> _WHAT YOU NEED TO DO_: The records are to be restated in their entirety, word for word.

> _DATA LISTING_:
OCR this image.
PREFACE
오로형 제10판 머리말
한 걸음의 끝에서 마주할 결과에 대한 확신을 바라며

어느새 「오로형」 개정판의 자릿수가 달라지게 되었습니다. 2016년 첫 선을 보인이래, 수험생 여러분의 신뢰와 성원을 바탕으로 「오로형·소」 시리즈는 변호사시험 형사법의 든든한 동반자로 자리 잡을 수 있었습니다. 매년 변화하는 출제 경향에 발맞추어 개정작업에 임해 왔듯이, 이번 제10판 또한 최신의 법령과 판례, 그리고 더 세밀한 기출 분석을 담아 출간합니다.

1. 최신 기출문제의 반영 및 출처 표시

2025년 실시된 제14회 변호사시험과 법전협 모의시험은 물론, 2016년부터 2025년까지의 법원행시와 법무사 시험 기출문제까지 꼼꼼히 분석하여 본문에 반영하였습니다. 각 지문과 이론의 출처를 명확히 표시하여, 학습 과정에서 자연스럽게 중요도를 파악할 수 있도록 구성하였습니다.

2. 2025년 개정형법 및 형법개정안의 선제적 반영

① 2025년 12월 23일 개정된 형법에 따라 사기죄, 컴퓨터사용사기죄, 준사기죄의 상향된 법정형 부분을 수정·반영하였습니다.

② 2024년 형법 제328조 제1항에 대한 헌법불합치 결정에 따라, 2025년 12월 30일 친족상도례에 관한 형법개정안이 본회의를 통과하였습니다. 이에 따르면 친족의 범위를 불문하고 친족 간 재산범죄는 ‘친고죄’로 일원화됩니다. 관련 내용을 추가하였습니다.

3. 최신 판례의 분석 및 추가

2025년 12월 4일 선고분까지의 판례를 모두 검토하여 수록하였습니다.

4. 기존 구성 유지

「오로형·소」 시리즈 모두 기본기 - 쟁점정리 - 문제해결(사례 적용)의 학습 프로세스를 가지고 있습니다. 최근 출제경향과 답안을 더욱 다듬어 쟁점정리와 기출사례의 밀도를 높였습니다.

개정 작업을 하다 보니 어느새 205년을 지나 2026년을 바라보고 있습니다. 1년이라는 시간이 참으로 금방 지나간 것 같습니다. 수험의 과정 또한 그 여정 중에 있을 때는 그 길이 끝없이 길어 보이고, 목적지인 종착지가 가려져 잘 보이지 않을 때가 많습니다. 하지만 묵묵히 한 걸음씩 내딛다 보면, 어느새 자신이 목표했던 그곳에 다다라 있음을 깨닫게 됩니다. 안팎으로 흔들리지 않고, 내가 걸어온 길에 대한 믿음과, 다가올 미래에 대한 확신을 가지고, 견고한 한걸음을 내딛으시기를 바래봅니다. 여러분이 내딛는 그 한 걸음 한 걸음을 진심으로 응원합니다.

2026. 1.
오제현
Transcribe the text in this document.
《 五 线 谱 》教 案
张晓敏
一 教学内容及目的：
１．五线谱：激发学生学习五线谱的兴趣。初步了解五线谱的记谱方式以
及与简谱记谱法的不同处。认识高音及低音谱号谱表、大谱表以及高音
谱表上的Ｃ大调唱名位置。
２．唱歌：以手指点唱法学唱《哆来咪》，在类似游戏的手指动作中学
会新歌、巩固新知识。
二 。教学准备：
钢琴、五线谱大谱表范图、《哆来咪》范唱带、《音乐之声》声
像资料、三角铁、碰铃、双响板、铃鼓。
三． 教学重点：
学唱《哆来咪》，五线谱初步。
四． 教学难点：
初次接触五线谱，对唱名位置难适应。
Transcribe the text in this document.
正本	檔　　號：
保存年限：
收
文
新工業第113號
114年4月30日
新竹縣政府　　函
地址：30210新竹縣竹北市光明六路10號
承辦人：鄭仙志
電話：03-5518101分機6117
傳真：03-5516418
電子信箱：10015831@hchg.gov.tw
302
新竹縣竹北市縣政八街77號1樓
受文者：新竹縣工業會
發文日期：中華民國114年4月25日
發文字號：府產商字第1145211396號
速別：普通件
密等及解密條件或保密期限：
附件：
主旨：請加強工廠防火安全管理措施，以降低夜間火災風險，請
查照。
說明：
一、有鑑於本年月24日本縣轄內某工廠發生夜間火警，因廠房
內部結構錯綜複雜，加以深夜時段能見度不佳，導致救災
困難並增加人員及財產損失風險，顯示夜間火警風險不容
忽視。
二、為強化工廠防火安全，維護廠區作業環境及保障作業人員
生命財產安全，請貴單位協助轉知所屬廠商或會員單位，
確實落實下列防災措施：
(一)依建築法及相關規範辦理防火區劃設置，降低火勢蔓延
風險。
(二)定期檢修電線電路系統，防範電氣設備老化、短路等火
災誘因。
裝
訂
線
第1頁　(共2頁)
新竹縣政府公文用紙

> _COMPLETE RESPONSE_:
OCR this image.
PREFACE
오로형 제10판 머리말
한 걸음의 끝에서 마주할 결과에 대한 확신을 바라며

어느새 「오로형」 개정판의 자릿수가 달라지게 되었습니다. 2016년 첫 선을 보인이래, 수험생 여러분의 신뢰와 성원을 바탕으로 「오로형·소」 시리즈는 변호사시험 형사법의 든든한 동반자로 자리 잡을 수 있었습니다. 매년 변화하는 출제 경향에 발맞추어 개정작업에 임해 왔듯이, 이번 제10판 또한 최신의 법령과 판례, 그리고 더 세밀한 기출 분석을 담아 출간합니다.

1. 최신 기출문제의 반영 및 출처 표시

2025년 실시된 제14회 변호사시험과 법전협 모의시험은 물론, 2016년부터 2025년까지의 법원행시와 법무사 시험 기출문제까지 꼼꼼히 분석하여 본문에 반영하였습니다. 각 지문과 이론의 출처를 명확히 표시하여, 학습 과정에서 자연스럽게 중요도를 파악할 수 있도록 구성하였습니다.

2. 2025년 개정형법 및 형법개정안의 선제적 반영

① 2025년 12월 23일 개정된 형법에 따라 사기죄, 컴퓨터사용사기죄, 준사기죄의 상향된 법정형 부분을 수정·반영하였습니다.

② 2024년 형법 제328조 제1항에 대한 헌법불합치 결정에 따라, 2025년 12월 30일 친족상도례에 관한 형법개정안이 본회의를 통과하였습니다. 이에 따르면 친족의 범위를 불문하고 친족 간 재산범죄는 ‘친고죄’로 일원화됩니다. 관련 내용을 추가하였습니다.

3. 최신 판례의 분석 및 추가

2025년 12월 4일 선고분까지의 판례를 모두 검토하여 수록하였습니다.

4. 기존 구성 유지

「오로형·소」 시리즈 모두 기본기 - 쟁점정리 - 문제해결(사례 적용)의 학습 프로세스를 가지고 있습니다. 최근 출제경향과 답안을 더욱 다듬어 쟁점정리와 기출사례의 밀도를 높였습니다.

개정 작업을 하다 보니 어느새 205년을 지나 2026년을 바라보고 있습니다. 1년이라는 시간이 참으로 금방 지나간 것 같습니다. 수험의 과정 또한 그 여정 중에 있을 때는 그 길이 끝없이 길어 보이고, 목적지인 종착지가 가려져 잘 보이지 않을 때가 많습니다. 하지만 묵묵히 한 걸음씩 내딛다 보면, 어느새 자신이 목표했던 그곳에 다다라 있음을 깨닫게 됩니다. 안팎으로 흔들리지 않고, 내가 걸어온 길에 대한 믿음과, 다가올 미래에 대한 확신을 가지고, 견고한 한걸음을 내딛으시기를 바래봅니다. 여러분이 내딛는 그 한 걸음 한 걸음을 진심으로 응원합니다.

2026. 1.
오제현
Transcribe the text in this document.
《 五 线 谱 》教 案
张晓敏
一 教学内容及目的：
１．五线谱：激发学生学习五线谱的兴趣。初步了解五线谱的记谱方式以
及与简谱记谱法的不同处。认识高音及低音谱号谱表、大谱表以及高音
谱表上的Ｃ大调唱名位置。
２．唱歌：以手指点唱法学唱《哆来咪》，在类似游戏的手指动作中学
会新歌、巩固新知识。
二 。教学准备：
钢琴、五线谱大谱表范图、《哆来咪》范唱带、《音乐之声》声
像资料、三角铁、碰铃、双响板、铃鼓。
三． 教学重点：
学唱《哆来咪》，五线谱初步。
四． 教学难点：
初次接触五线谱，对唱名位置难适应。
Transcribe the text in this document.
正本	檔　　號：
保存年限：
收
文
新工業第113號
114年4月30日
新竹縣政府　　函
地址：30210新竹縣竹北市光明六路10號
承辦人：鄭仙志
電話：03-5518101分機6117
傳真：03-5516418
電子信箱：10015831@hchg.gov.tw
302
新竹縣竹北市縣政八街77號1樓
受文者：新竹縣工業會
發文日期：中華民國114年4月25日
發文字號：府產商字第1145211396號
速別：普通件
密等及解密條件或保密期限：
附件：
主旨：請加強工廠防火安全管理措施，以降低夜間火災風險，請
查照。
說明：
一、有鑑於本年月24日本縣轄內某工廠發生夜間火警，因廠房
內部結構錯綜複雜，加以深夜時段能見度不佳，導致救災
困難並增加人員及財產損失風險，顯示夜間火警風險不容
忽視。
二、為強化工廠防火安全，維護廠區作業環境及保障作業人員
生命財產安全，請貴單位協助轉知所屬廠商或會員單位，
確實落實下列防災措施：
(一)依建築法及相關規範辦理防火區劃設置，降低火勢蔓延
風險。
(二)定期檢修電線電路系統，防範電氣設備老化、短路等火
災誘因。
裝
訂
線
第1頁　(共2頁)
新竹縣政府公文用紙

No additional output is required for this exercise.